## Record set
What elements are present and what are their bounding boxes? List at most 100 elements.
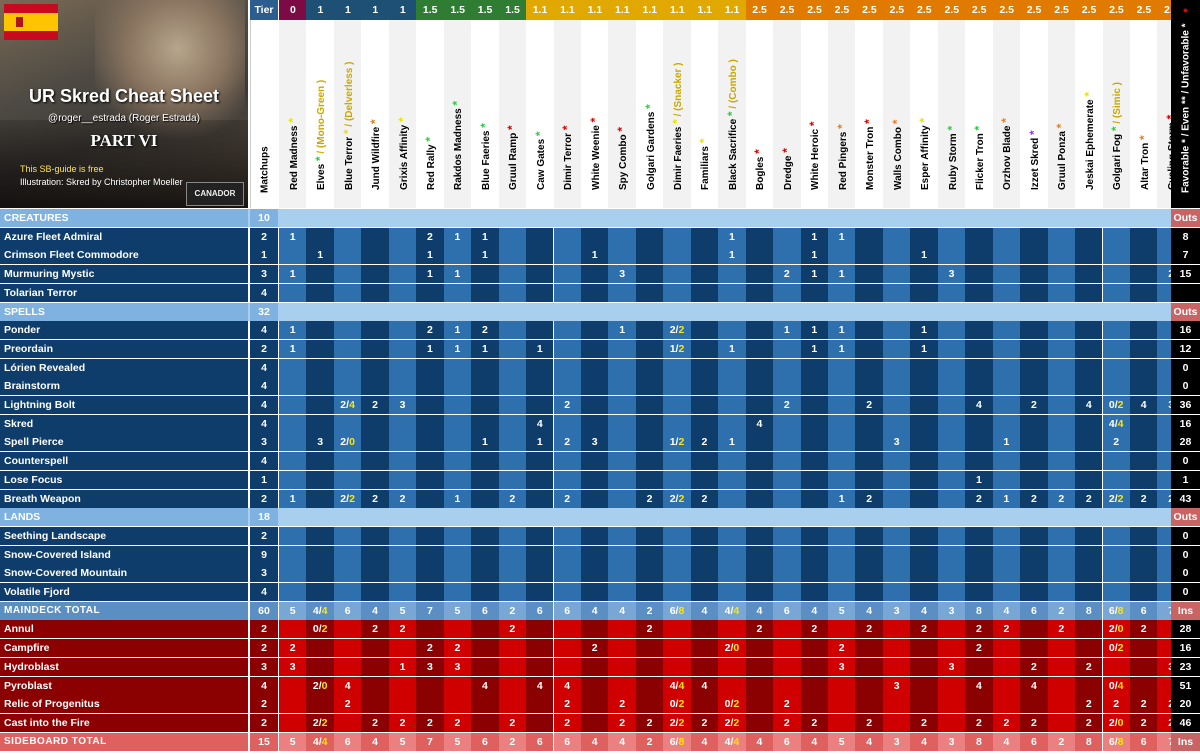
matchup-name[interactable]: Jeskai Ephemerate * (1082, 92, 1096, 190)
card-name[interactable]: Azure Fleet Admiral (0, 227, 248, 246)
matchup-header[interactable]: Red Rally * (416, 20, 444, 208)
matchup-name[interactable]: Bogles * (752, 149, 766, 190)
matchup-header[interactable]: Jeskai Ephemerate * (1075, 20, 1103, 208)
card-name[interactable]: Murmuring Mystic (0, 265, 248, 284)
matchup-cell (800, 283, 828, 302)
matchup-cell (773, 545, 801, 564)
card-name[interactable]: Snow-Covered Mountain (0, 564, 248, 583)
matchup-name[interactable]: Spy Combo * (615, 127, 629, 190)
matchup-header[interactable]: Black Sacrifice * / (Combo ) (718, 20, 746, 208)
card-name[interactable]: Ponder (0, 321, 248, 340)
matchup-name[interactable]: Dredge * (780, 148, 794, 190)
matchup-header[interactable]: Gruul Ponza * (1047, 20, 1076, 208)
card-name[interactable]: Crimson Fleet Commodore (0, 246, 248, 265)
card-name[interactable]: Breath Weapon (0, 489, 248, 508)
matchup-name[interactable]: Ruby Storm * (945, 126, 959, 190)
author-handle[interactable]: @roger__estrada (Roger Estrada) (48, 113, 200, 124)
card-name[interactable]: Pyroblast (0, 676, 248, 695)
matchup-header[interactable]: Dimir Terror * (553, 20, 581, 208)
matchup-header[interactable]: Esper Affinity * (910, 20, 938, 208)
matchup-header[interactable]: Altar Tron * (1129, 20, 1158, 208)
matchup-cell (965, 414, 993, 433)
matchup-header[interactable]: Izzet Skred * (1020, 20, 1048, 208)
matchup-cell (828, 358, 856, 377)
matchup-header[interactable]: Jund Wildfire * (361, 20, 389, 208)
card-name[interactable]: Volatile Fjord (0, 583, 248, 601)
matchup-name[interactable]: Familiars * (697, 139, 711, 190)
matchup-name[interactable]: Red Rally * (423, 137, 437, 190)
matchup-name[interactable]: Esper Affinity * (917, 118, 931, 190)
card-name[interactable]: Cast into the Fire (0, 713, 248, 732)
matchup-name[interactable]: White Weenie * (588, 118, 602, 190)
matchup-name[interactable]: Blue Faeries * (478, 123, 492, 190)
matchup-name[interactable]: Flicker Tron * (972, 126, 986, 190)
card-name[interactable]: Campfire (0, 639, 248, 658)
card-name[interactable]: Hydroblast (0, 657, 248, 676)
matchup-header[interactable]: Blue Terror * / (Delverless ) (333, 20, 362, 208)
matchup-cell (388, 526, 417, 545)
matchup-name[interactable]: Blue Terror * / (Delverless ) (341, 62, 355, 190)
card-name[interactable]: Lose Focus (0, 470, 248, 489)
matchup-name[interactable]: Rakdos Madness * (450, 101, 464, 190)
matchup-name[interactable]: Monster Tron * (862, 119, 876, 190)
matchup-name[interactable]: Black Sacrifice * / (Combo ) (725, 59, 739, 190)
matchup-header[interactable]: Monster Tron * (855, 20, 883, 208)
card-name[interactable]: Tolarian Terror (0, 283, 248, 302)
matchup-header[interactable]: Gruul Ramp * (498, 20, 527, 208)
matchup-cell (1020, 377, 1048, 396)
matchup-name[interactable]: Gruul Ramp * (505, 125, 519, 190)
matchup-header[interactable]: Golgari Fog * / (Simic ) (1102, 20, 1130, 208)
card-name[interactable]: Relic of Progenitus (0, 695, 248, 714)
matchup-name[interactable]: Grixis Affinity * (396, 117, 410, 190)
matchup-header[interactable]: White Weenie * (580, 20, 609, 208)
matchup-name[interactable]: Orzhov Blade * (999, 118, 1013, 190)
matchup-header[interactable]: Spy Combo * (608, 20, 636, 208)
card-name[interactable]: Lightning Bolt (0, 396, 248, 414)
matchup-name[interactable]: Golgari Gardens * (643, 104, 657, 190)
matchup-header[interactable]: Blue Faeries * (471, 20, 499, 208)
matchup-name[interactable]: Izzet Skred * (1027, 130, 1041, 190)
matchup-header[interactable]: Ruby Storm * (937, 20, 966, 208)
matchup-name[interactable]: Red Madness * (286, 118, 300, 190)
matchup-header[interactable]: Walls Combo * (882, 20, 911, 208)
matchup-header[interactable]: Rakdos Madness * (443, 20, 472, 208)
matchup-cell: 1 (910, 339, 938, 358)
matchup-header[interactable]: Caw Gates * (526, 20, 554, 208)
matchup-name[interactable]: Caw Gates * (533, 131, 547, 190)
card-name[interactable]: Skred (0, 414, 248, 433)
card-name[interactable]: Brainstorm (0, 377, 248, 396)
card-name[interactable]: Spell Pierce (0, 433, 248, 452)
card-name[interactable]: Counterspell (0, 452, 248, 471)
card-name[interactable]: Lórien Revealed (0, 358, 248, 377)
card-name[interactable]: Annul (0, 620, 248, 639)
matchup-name[interactable]: Jund Wildfire * (368, 119, 382, 190)
matchup-header[interactable]: Elves * / (Mono-Green ) (306, 20, 334, 208)
matchup-header[interactable]: Flicker Tron * (965, 20, 993, 208)
matchup-header[interactable]: Golgari Gardens * (635, 20, 664, 208)
matchup-header[interactable]: Red Pingers * (828, 20, 856, 208)
matchup-name[interactable]: Gruul Ponza * (1054, 124, 1068, 190)
matchup-name[interactable]: Golgari Fog * / (Simic ) (1109, 82, 1123, 190)
matchup-cell (882, 452, 911, 471)
matchup-name[interactable]: Walls Combo * (890, 120, 904, 190)
matchup-header[interactable]: Dimir Faeries * / (Snacker ) (663, 20, 691, 208)
matchup-header[interactable]: Familiars * (690, 20, 719, 208)
matchup-header[interactable]: Orzhov Blade * (992, 20, 1021, 208)
card-name[interactable]: Snow-Covered Island (0, 545, 248, 564)
matchup-name[interactable]: White Heroic * (807, 121, 821, 190)
section-label: CREATURES (0, 209, 248, 227)
matchup-name[interactable]: Dimir Terror * (560, 125, 574, 190)
outs-count: 0 (1171, 452, 1200, 471)
card-name[interactable]: Preordain (0, 339, 248, 358)
matchup-header[interactable]: Dredge * (773, 20, 801, 208)
matchup-cell (443, 583, 472, 601)
matchup-header[interactable]: White Heroic * (800, 20, 828, 208)
matchup-name[interactable]: Elves * / (Mono-Green ) (313, 80, 327, 190)
matchup-name[interactable]: Dimir Faeries * / (Snacker ) (670, 62, 684, 190)
card-name[interactable]: Seething Landscape (0, 526, 248, 545)
matchup-header[interactable]: Bogles * (745, 20, 774, 208)
matchup-header[interactable]: Red Madness * (279, 20, 307, 208)
matchup-header[interactable]: Grixis Affinity * (388, 20, 417, 208)
matchup-name[interactable]: Red Pingers * (835, 124, 849, 190)
matchup-name[interactable]: Altar Tron * (1137, 135, 1151, 190)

## Stated goal
Could you format every line of the entries above as a Markdown table with the columns Row and Line, numbering each row and skipping blank lines? Leave the pictures out.

## Result
| Row | Line |
|---|---|
| 1 | What elements are present and what are their bounding boxes? List at most 100 elements. |
| 2 | matchup-name[interactable]: Jeskai Ephemerate * (1082, 92, 1096, 190) |
| 3 | card-name[interactable]: Azure Fleet Admiral (0, 227, 248, 246) |
| 4 | matchup-header[interactable]: Red Rally * (416, 20, 444, 208) |
| 5 | matchup-name[interactable]: Bogles * (752, 149, 766, 190) |
| 6 | matchup-header[interactable]: Jeskai Ephemerate * (1075, 20, 1103, 208) |
| 7 | card-name[interactable]: Murmuring Mystic (0, 265, 248, 284) |
| 8 | matchup-cell (800, 283, 828, 302) |
| 9 | matchup-cell (773, 545, 801, 564) |
| 10 | card-name[interactable]: Snow-Covered Mountain (0, 564, 248, 583) |
| 11 | matchup-name[interactable]: Spy Combo * (615, 127, 629, 190) |
| 12 | matchup-header[interactable]: Black Sacrifice * / (Combo ) (718, 20, 746, 208) |
| 13 | card-name[interactable]: Ponder (0, 321, 248, 340) |
| 14 | matchup-name[interactable]: Dredge * (780, 148, 794, 190) |
| 15 | matchup-header[interactable]: Gruul Ponza * (1047, 20, 1076, 208) |
| 16 | card-name[interactable]: Crimson Fleet Commodore (0, 246, 248, 265) |
| 17 | card-name[interactable]: Breath Weapon (0, 489, 248, 508) |
| 18 | matchup-name[interactable]: Ruby Storm * (945, 126, 959, 190) |
| 19 | author-handle[interactable]: @roger__estrada (Roger Estrada) (48, 113, 200, 124) |
| 20 | card-name[interactable]: Pyroblast (0, 676, 248, 695) |
| 21 | matchup-header[interactable]: Dimir Terror * (553, 20, 581, 208) |
| 22 | matchup-header[interactable]: Esper Affinity * (910, 20, 938, 208) |
| 23 | matchup-header[interactable]: Altar Tron * (1129, 20, 1158, 208) |
| 24 | matchup-cell (965, 414, 993, 433) |
| 25 | matchup-header[interactable]: Izzet Skred * (1020, 20, 1048, 208) |
| 26 | matchup-cell (828, 358, 856, 377) |
| 27 | matchup-header[interactable]: Jund Wildfire * (361, 20, 389, 208) |
| 28 | card-name[interactable]: Volatile Fjord (0, 583, 248, 601) |
| 29 | matchup-name[interactable]: Familiars * (697, 139, 711, 190) |
| 30 | matchup-name[interactable]: Red Rally * (423, 137, 437, 190) |
| 31 | matchup-name[interactable]: Esper Affinity * (917, 118, 931, 190) |
| 32 | card-name[interactable]: Cast into the Fire (0, 713, 248, 732) |
| 33 | matchup-name[interactable]: White Weenie * (588, 118, 602, 190) |
| 34 | matchup-name[interactable]: Blue Faeries * (478, 123, 492, 190) |
| 35 | matchup-name[interactable]: Flicker Tron * (972, 126, 986, 190) |
| 36 | card-name[interactable]: Campfire (0, 639, 248, 658) |
| 37 | card-name[interactable]: Hydroblast (0, 657, 248, 676) |
| 38 | matchup-header[interactable]: Blue Terror * / (Delverless ) (333, 20, 362, 208) |
| 39 | matchup-cell (388, 526, 417, 545) |
| 40 | matchup-name[interactable]: Blue Terror * / (Delverless ) (341, 62, 355, 190) |
| 41 | card-name[interactable]: Lose Focus (0, 470, 248, 489) |
| 42 | matchup-name[interactable]: Rakdos Madness * (450, 101, 464, 190) |
| 43 | matchup-name[interactable]: Monster Tron * (862, 119, 876, 190) |
| 44 | matchup-name[interactable]: Black Sacrifice * / (Combo ) (725, 59, 739, 190) |
| 45 | matchup-header[interactable]: Monster Tron * (855, 20, 883, 208) |
| 46 | card-name[interactable]: Tolarian Terror (0, 283, 248, 302) |
| 47 | matchup-header[interactable]: Gruul Ramp * (498, 20, 527, 208) |
| 48 | matchup-cell (1020, 377, 1048, 396) |
| 49 | matchup-name[interactable]: Gruul Ramp * (505, 125, 519, 190) |
| 50 | matchup-header[interactable]: Golgari Fog * / (Simic ) (1102, 20, 1130, 208) |
| 51 | card-name[interactable]: Relic of Progenitus (0, 695, 248, 714) |
| 52 | matchup-name[interactable]: Grixis Affinity * (396, 117, 410, 190) |
| 53 | matchup-header[interactable]: White Weenie * (580, 20, 609, 208) |
| 54 | matchup-name[interactable]: Orzhov Blade * (999, 118, 1013, 190) |
| 55 | matchup-header[interactable]: Spy Combo * (608, 20, 636, 208) |
| 56 | card-name[interactable]: Lightning Bolt (0, 396, 248, 414) |
| 57 | matchup-name[interactable]: Golgari Gardens * (643, 104, 657, 190) |
| 58 | matchup-header[interactable]: Blue Faeries * (471, 20, 499, 208) |
| 59 | matchup-name[interactable]: Izzet Skred * (1027, 130, 1041, 190) |
| 60 | matchup-header[interactable]: Ruby Storm * (937, 20, 966, 208) |
| 61 | matchup-name[interactable]: Red Madness * (286, 118, 300, 190) |
| 62 | matchup-header[interactable]: Walls Combo * (882, 20, 911, 208) |
| 63 | matchup-header[interactable]: Rakdos Madness * (443, 20, 472, 208) |
| 64 | matchup-cell: 1 (910, 339, 938, 358) |
| 65 | matchup-header[interactable]: Caw Gates * (526, 20, 554, 208) |
| 66 | matchup-name[interactable]: Caw Gates * (533, 131, 547, 190) |
| 67 | card-name[interactable]: Skred (0, 414, 248, 433) |
| 68 | card-name[interactable]: Brainstorm (0, 377, 248, 396) |
| 69 | card-name[interactable]: Spell Pierce (0, 433, 248, 452) |
| 70 | card-name[interactable]: Counterspell (0, 452, 248, 471) |
| 71 | card-name[interactable]: Lórien Revealed (0, 358, 248, 377) |
| 72 | card-name[interactable]: Annul (0, 620, 248, 639) |
| 73 | matchup-name[interactable]: Jund Wildfire * (368, 119, 382, 190) |
| 74 | matchup-header[interactable]: Elves * / (Mono-Green ) (306, 20, 334, 208) |
| 75 | matchup-header[interactable]: Flicker Tron * (965, 20, 993, 208) |
| 76 | matchup-header[interactable]: Golgari Gardens * (635, 20, 664, 208) |
| 77 | matchup-header[interactable]: Red Pingers * (828, 20, 856, 208) |
| 78 | matchup-name[interactable]: Gruul Ponza * (1054, 124, 1068, 190) |
| 79 | matchup-name[interactable]: Golgari Fog * / (Simic ) (1109, 82, 1123, 190) |
| 80 | matchup-cell (882, 452, 911, 471) |
| 81 | matchup-name[interactable]: Walls Combo * (890, 120, 904, 190) |
| 82 | matchup-header[interactable]: Dimir Faeries * / (Snacker ) (663, 20, 691, 208) |
| 83 | matchup-header[interactable]: Familiars * (690, 20, 719, 208) |
| 84 | matchup-header[interactable]: Orzhov Blade * (992, 20, 1021, 208) |
| 85 | card-name[interactable]: Snow-Covered Island (0, 545, 248, 564) |
| 86 | matchup-name[interactable]: White Heroic * (807, 121, 821, 190) |
| 87 | section-label: CREATURES (0, 209, 248, 227) |
| 88 | matchup-name[interactable]: Dimir Terror * (560, 125, 574, 190) |
| 89 | outs-count: 0 (1171, 452, 1200, 471) |
| 90 | card-name[interactable]: Preordain (0, 339, 248, 358) |
| 91 | matchup-header[interactable]: Dredge * (773, 20, 801, 208) |
| 92 | matchup-cell (443, 583, 472, 601) |
| 93 | matchup-header[interactable]: White Heroic * (800, 20, 828, 208) |
| 94 | matchup-name[interactable]: Elves * / (Mono-Green ) (313, 80, 327, 190) |
| 95 | matchup-name[interactable]: Dimir Faeries * / (Snacker ) (670, 62, 684, 190) |
| 96 | card-name[interactable]: Seething Landscape (0, 526, 248, 545) |
| 97 | matchup-header[interactable]: Bogles * (745, 20, 774, 208) |
| 98 | matchup-header[interactable]: Red Madness * (279, 20, 307, 208) |
| 99 | matchup-header[interactable]: Grixis Affinity * (388, 20, 417, 208) |
| 100 | matchup-name[interactable]: Red Pingers * (835, 124, 849, 190) |
| 101 | matchup-name[interactable]: Altar Tron * (1137, 135, 1151, 190) |